+++ MATERIAL FOR THIS EXERCISE
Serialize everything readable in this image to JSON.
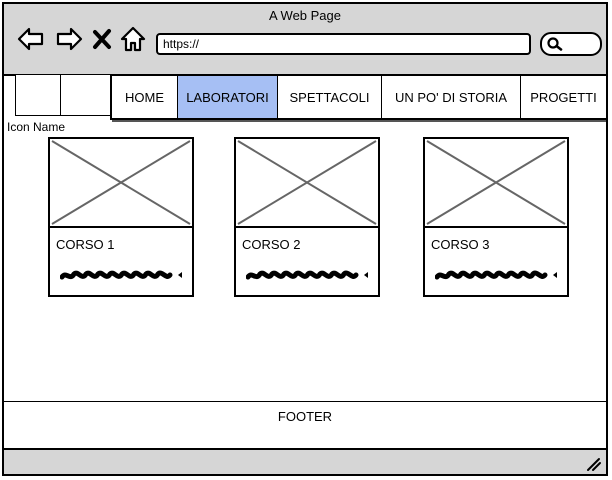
{
  "window": {
    "title": "A Web Page"
  },
  "toolbar": {
    "back_icon": "back-arrow-icon",
    "forward_icon": "forward-arrow-icon",
    "stop_icon": "close-icon",
    "home_icon": "home-icon",
    "url": "https://",
    "search_icon": "search-icon"
  },
  "header": {
    "icon_name": "Icon Name"
  },
  "nav": {
    "items": [
      {
        "label": "HOME"
      },
      {
        "label": "LABORATORI"
      },
      {
        "label": "SPETTACOLI"
      },
      {
        "label": "UN PO' DI STORIA"
      },
      {
        "label": "PROGETTI"
      }
    ],
    "active_index": 1,
    "active_color": "#a6bff4"
  },
  "cards": [
    {
      "title": "CORSO 1",
      "image_icon": "image-placeholder-icon"
    },
    {
      "title": "CORSO 2",
      "image_icon": "image-placeholder-icon"
    },
    {
      "title": "CORSO 3",
      "image_icon": "image-placeholder-icon"
    }
  ],
  "footer": {
    "label": "FOOTER"
  },
  "colors": {
    "chrome": "#d6d6d6",
    "border": "#000000"
  }
}
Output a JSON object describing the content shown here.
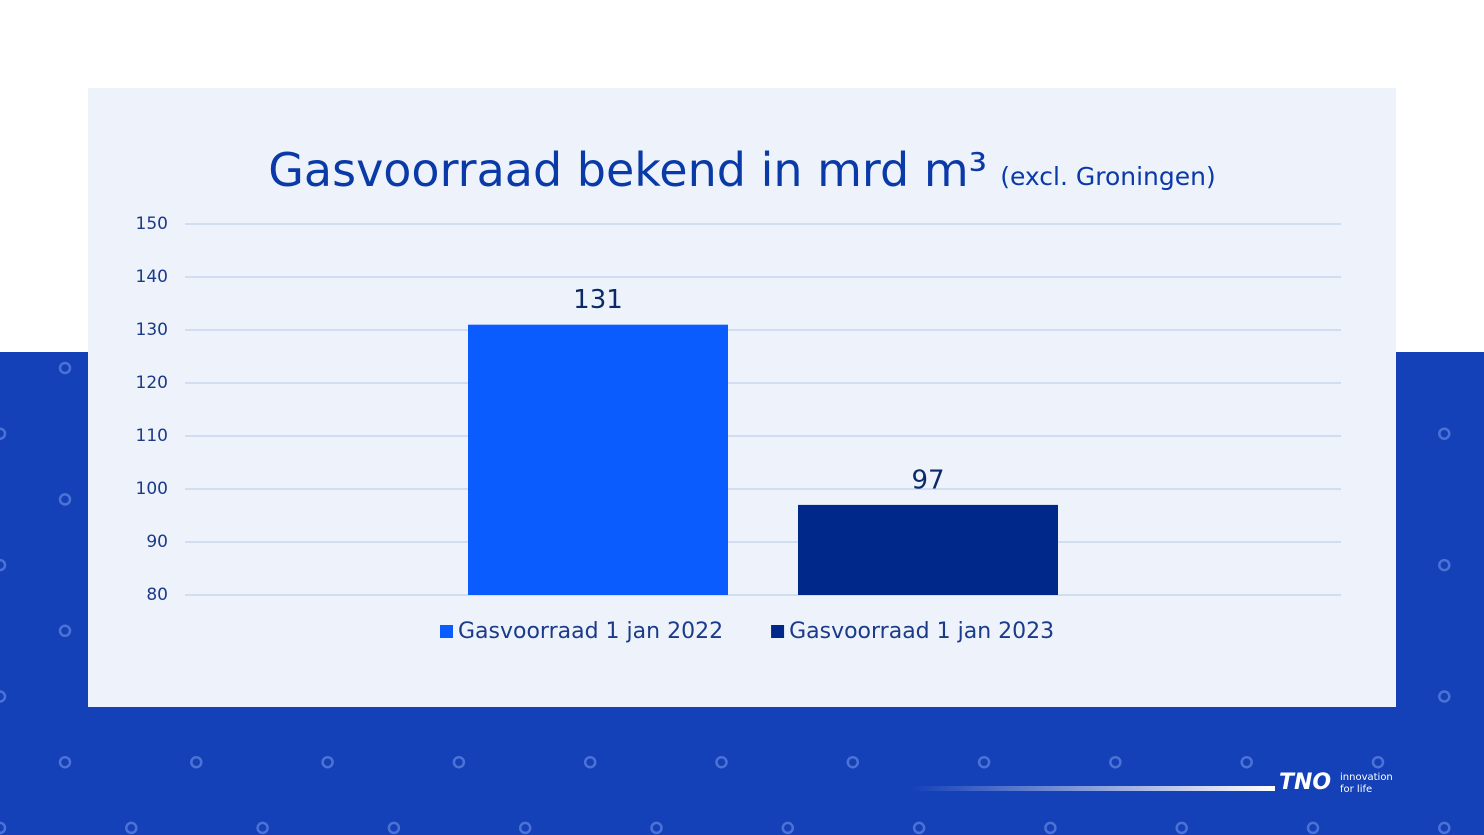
{
  "chart_data": {
    "type": "bar",
    "title": "Gasvoorraad bekend in mrd m³",
    "subtitle": "(excl. Groningen)",
    "categories": [
      null
    ],
    "series": [
      {
        "name": "Gasvoorraad 1 jan 2022",
        "color": "#0b5cff",
        "values": [
          131
        ]
      },
      {
        "name": "Gasvoorraad 1 jan 2023",
        "color": "#00288a",
        "values": [
          97
        ]
      }
    ],
    "ylim": [
      80,
      150
    ],
    "yticks": [
      80,
      90,
      100,
      110,
      120,
      130,
      140,
      150
    ],
    "grid": true,
    "legend": "bottom"
  },
  "branding": {
    "logo": "TNO",
    "tagline": [
      "innovation",
      "for life"
    ]
  }
}
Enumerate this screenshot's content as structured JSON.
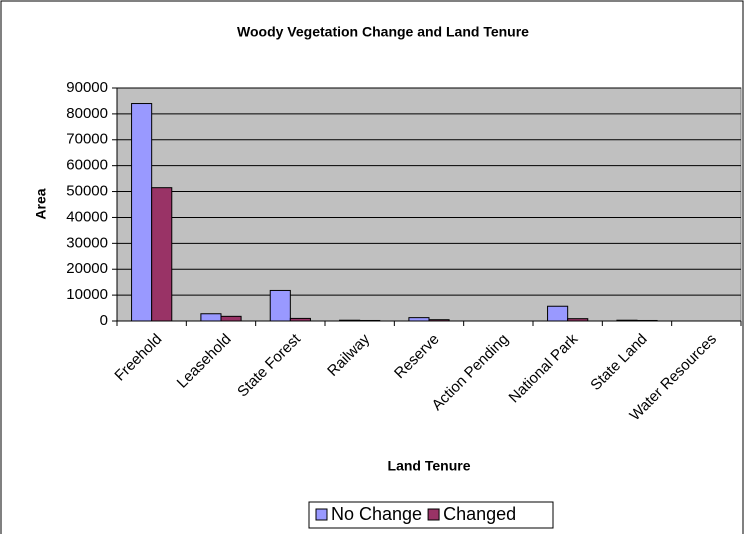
{
  "chart_data": {
    "type": "bar",
    "title": "Woody Vegetation Change and Land Tenure",
    "x_label": "Land Tenure",
    "y_label": "Area",
    "categories": [
      "Freehold",
      "Leasehold",
      "State Forest",
      "Railway",
      "Reserve",
      "Action Pending",
      "National Park",
      "State Land",
      "Water Resources"
    ],
    "series": [
      {
        "name": "No Change",
        "color": "#9999ff",
        "values": [
          84000,
          2800,
          11800,
          300,
          1300,
          0,
          5700,
          300,
          0
        ]
      },
      {
        "name": "Changed",
        "color": "#993366",
        "values": [
          51500,
          1800,
          1000,
          200,
          500,
          0,
          900,
          200,
          0
        ]
      }
    ],
    "ylim": [
      0,
      90000
    ],
    "yticks": [
      0,
      10000,
      20000,
      30000,
      40000,
      50000,
      60000,
      70000,
      80000,
      90000
    ],
    "grid": true,
    "legend": "bottom"
  }
}
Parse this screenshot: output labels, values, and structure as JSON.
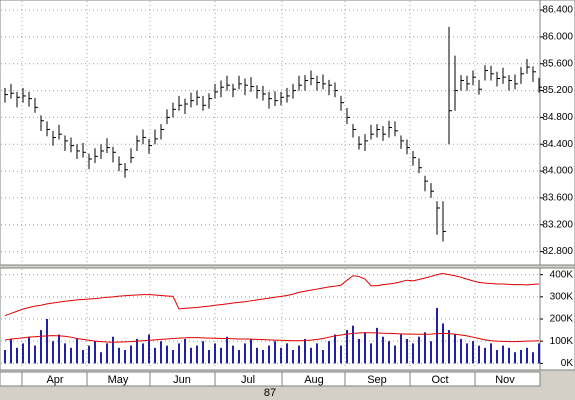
++++++
-- TASK REQUIREMENTS --
Generate a word-for-word copy of the preceding records, excluding all pictures.

-- THE COMPLETED TASK --
Serialize everything readable in this image to JSON.
{
  "window": {
    "title": "A Web Page"
  },
  "toolbar": {
    "back_icon": "back-arrow-icon",
    "forward_icon": "forward-arrow-icon",
    "stop_icon": "close-icon",
    "home_icon": "home-icon",
    "url": "https://",
    "search_icon": "search-icon"
  },
  "header": {
    "icon_name": "Icon Name"
  },
  "nav": {
    "items": [
      {
        "label": "HOME"
      },
      {
        "label": "LABORATORI"
      },
      {
        "label": "SPETTACOLI"
      },
      {
        "label": "UN PO' DI STORIA"
      },
      {
        "label": "PROGETTI"
      }
    ],
    "active_index": 1,
    "active_color": "#a6bff4"
  },
  "cards": [
    {
      "title": "CORSO 1",
      "image_icon": "image-placeholder-icon"
    },
    {
      "title": "CORSO 2",
      "image_icon": "image-placeholder-icon"
    },
    {
      "title": "CORSO 3",
      "image_icon": "image-placeholder-icon"
    }
  ],
  "footer": {
    "label": "FOOTER"
  },
  "colors": {
    "chrome": "#d6d6d6",
    "border": "#000000"
  }
}
Output a JSON object describing the content shown here.
{
  "chart_data": {
    "type": "bar",
    "title": "Gasvoorraad bekend in mrd m³",
    "subtitle": "(excl. Groningen)",
    "categories": [
      null
    ],
    "series": [
      {
        "name": "Gasvoorraad 1 jan 2022",
        "color": "#0b5cff",
        "values": [
          131
        ]
      },
      {
        "name": "Gasvoorraad 1 jan 2023",
        "color": "#00288a",
        "values": [
          97
        ]
      }
    ],
    "ylim": [
      80,
      150
    ],
    "yticks": [
      80,
      90,
      100,
      110,
      120,
      130,
      140,
      150
    ],
    "grid": true,
    "legend": "bottom"
  },
  "branding": {
    "logo": "TNO",
    "tagline": [
      "innovation",
      "for life"
    ]
  }
}
Enumerate this screenshot's content as structured JSON.
{
  "chart_data": {
    "type": "bar",
    "title": "Woody Vegetation Change and Land Tenure",
    "x_label": "Land Tenure",
    "y_label": "Area",
    "categories": [
      "Freehold",
      "Leasehold",
      "State Forest",
      "Railway",
      "Reserve",
      "Action Pending",
      "National Park",
      "State Land",
      "Water Resources"
    ],
    "series": [
      {
        "name": "No Change",
        "color": "#9999ff",
        "values": [
          84000,
          2800,
          11800,
          300,
          1300,
          0,
          5700,
          300,
          0
        ]
      },
      {
        "name": "Changed",
        "color": "#993366",
        "values": [
          51500,
          1800,
          1000,
          200,
          500,
          0,
          900,
          200,
          0
        ]
      }
    ],
    "ylim": [
      0,
      90000
    ],
    "yticks": [
      0,
      10000,
      20000,
      30000,
      40000,
      50000,
      60000,
      70000,
      80000,
      90000
    ],
    "grid": true,
    "legend": "bottom"
  }
}
Parse this screenshot: output labels, values, and structure as JSON.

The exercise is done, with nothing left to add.